→ **WHAT THE TASK REQUIRES**
Transcribe every entry word for word, leaving out all images.

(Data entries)
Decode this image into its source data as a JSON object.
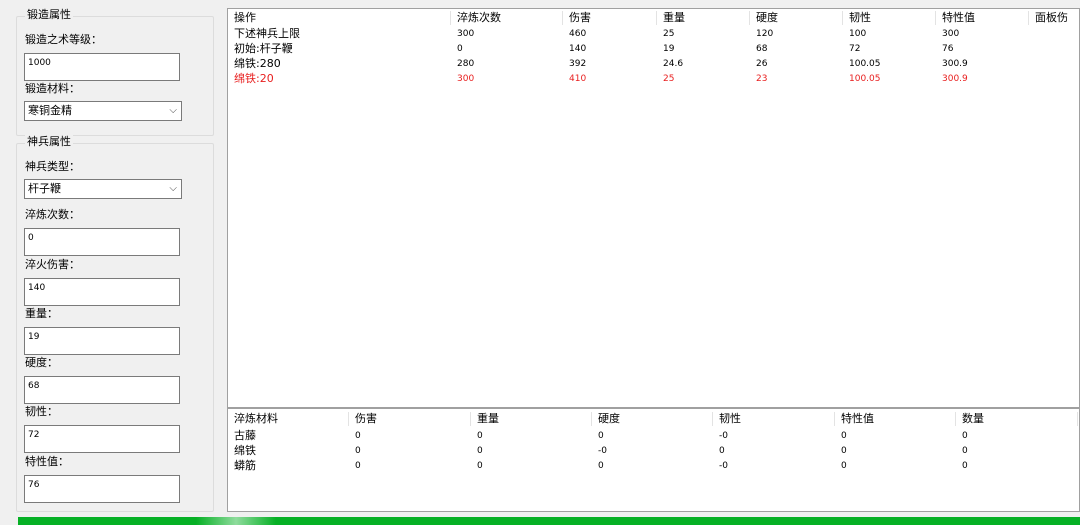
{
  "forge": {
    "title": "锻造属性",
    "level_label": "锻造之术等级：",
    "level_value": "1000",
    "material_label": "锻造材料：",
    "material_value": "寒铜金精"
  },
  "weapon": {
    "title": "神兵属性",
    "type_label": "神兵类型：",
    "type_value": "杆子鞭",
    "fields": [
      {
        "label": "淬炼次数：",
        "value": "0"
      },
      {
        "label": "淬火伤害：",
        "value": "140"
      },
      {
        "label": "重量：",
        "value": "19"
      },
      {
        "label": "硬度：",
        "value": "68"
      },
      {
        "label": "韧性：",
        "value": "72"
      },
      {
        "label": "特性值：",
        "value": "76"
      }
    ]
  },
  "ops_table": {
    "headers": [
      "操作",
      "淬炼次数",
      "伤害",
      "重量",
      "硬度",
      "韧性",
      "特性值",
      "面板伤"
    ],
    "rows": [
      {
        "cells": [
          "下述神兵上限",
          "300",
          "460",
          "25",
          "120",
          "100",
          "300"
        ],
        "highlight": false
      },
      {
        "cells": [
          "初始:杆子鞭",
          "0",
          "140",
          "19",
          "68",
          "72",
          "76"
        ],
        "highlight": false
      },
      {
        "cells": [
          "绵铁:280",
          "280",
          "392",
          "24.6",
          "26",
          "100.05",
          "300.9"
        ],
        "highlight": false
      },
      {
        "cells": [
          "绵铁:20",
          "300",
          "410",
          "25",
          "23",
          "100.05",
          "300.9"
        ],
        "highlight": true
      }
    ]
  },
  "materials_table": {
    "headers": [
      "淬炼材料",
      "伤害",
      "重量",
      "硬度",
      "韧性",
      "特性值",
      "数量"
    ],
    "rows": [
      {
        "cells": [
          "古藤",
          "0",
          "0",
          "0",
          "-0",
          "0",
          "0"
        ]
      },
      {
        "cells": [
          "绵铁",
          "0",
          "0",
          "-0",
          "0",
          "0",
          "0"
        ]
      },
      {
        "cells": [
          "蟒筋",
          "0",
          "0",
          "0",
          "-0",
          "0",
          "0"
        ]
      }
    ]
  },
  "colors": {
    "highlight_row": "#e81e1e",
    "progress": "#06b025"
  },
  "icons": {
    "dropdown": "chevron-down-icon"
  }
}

→ **PROBLEM SOLUTION**
Decode this image into its source data as a JSON object.
{
  "forge": {
    "title": "锻造属性",
    "level_label": "锻造之术等级：",
    "level_value": "1000",
    "material_label": "锻造材料：",
    "material_value": "寒铜金精"
  },
  "weapon": {
    "title": "神兵属性",
    "type_label": "神兵类型：",
    "type_value": "杆子鞭",
    "fields": [
      {
        "label": "淬炼次数：",
        "value": "0"
      },
      {
        "label": "淬火伤害：",
        "value": "140"
      },
      {
        "label": "重量：",
        "value": "19"
      },
      {
        "label": "硬度：",
        "value": "68"
      },
      {
        "label": "韧性：",
        "value": "72"
      },
      {
        "label": "特性值：",
        "value": "76"
      }
    ]
  },
  "ops_table": {
    "headers": [
      "操作",
      "淬炼次数",
      "伤害",
      "重量",
      "硬度",
      "韧性",
      "特性值",
      "面板伤"
    ],
    "rows": [
      {
        "cells": [
          "下述神兵上限",
          "300",
          "460",
          "25",
          "120",
          "100",
          "300"
        ],
        "highlight": false
      },
      {
        "cells": [
          "初始:杆子鞭",
          "0",
          "140",
          "19",
          "68",
          "72",
          "76"
        ],
        "highlight": false
      },
      {
        "cells": [
          "绵铁:280",
          "280",
          "392",
          "24.6",
          "26",
          "100.05",
          "300.9"
        ],
        "highlight": false
      },
      {
        "cells": [
          "绵铁:20",
          "300",
          "410",
          "25",
          "23",
          "100.05",
          "300.9"
        ],
        "highlight": true
      }
    ]
  },
  "materials_table": {
    "headers": [
      "淬炼材料",
      "伤害",
      "重量",
      "硬度",
      "韧性",
      "特性值",
      "数量"
    ],
    "rows": [
      {
        "cells": [
          "古藤",
          "0",
          "0",
          "0",
          "-0",
          "0",
          "0"
        ]
      },
      {
        "cells": [
          "绵铁",
          "0",
          "0",
          "-0",
          "0",
          "0",
          "0"
        ]
      },
      {
        "cells": [
          "蟒筋",
          "0",
          "0",
          "0",
          "-0",
          "0",
          "0"
        ]
      }
    ]
  },
  "colors": {
    "highlight_row": "#e81e1e",
    "progress": "#06b025"
  },
  "icons": {
    "dropdown": "chevron-down-icon"
  }
}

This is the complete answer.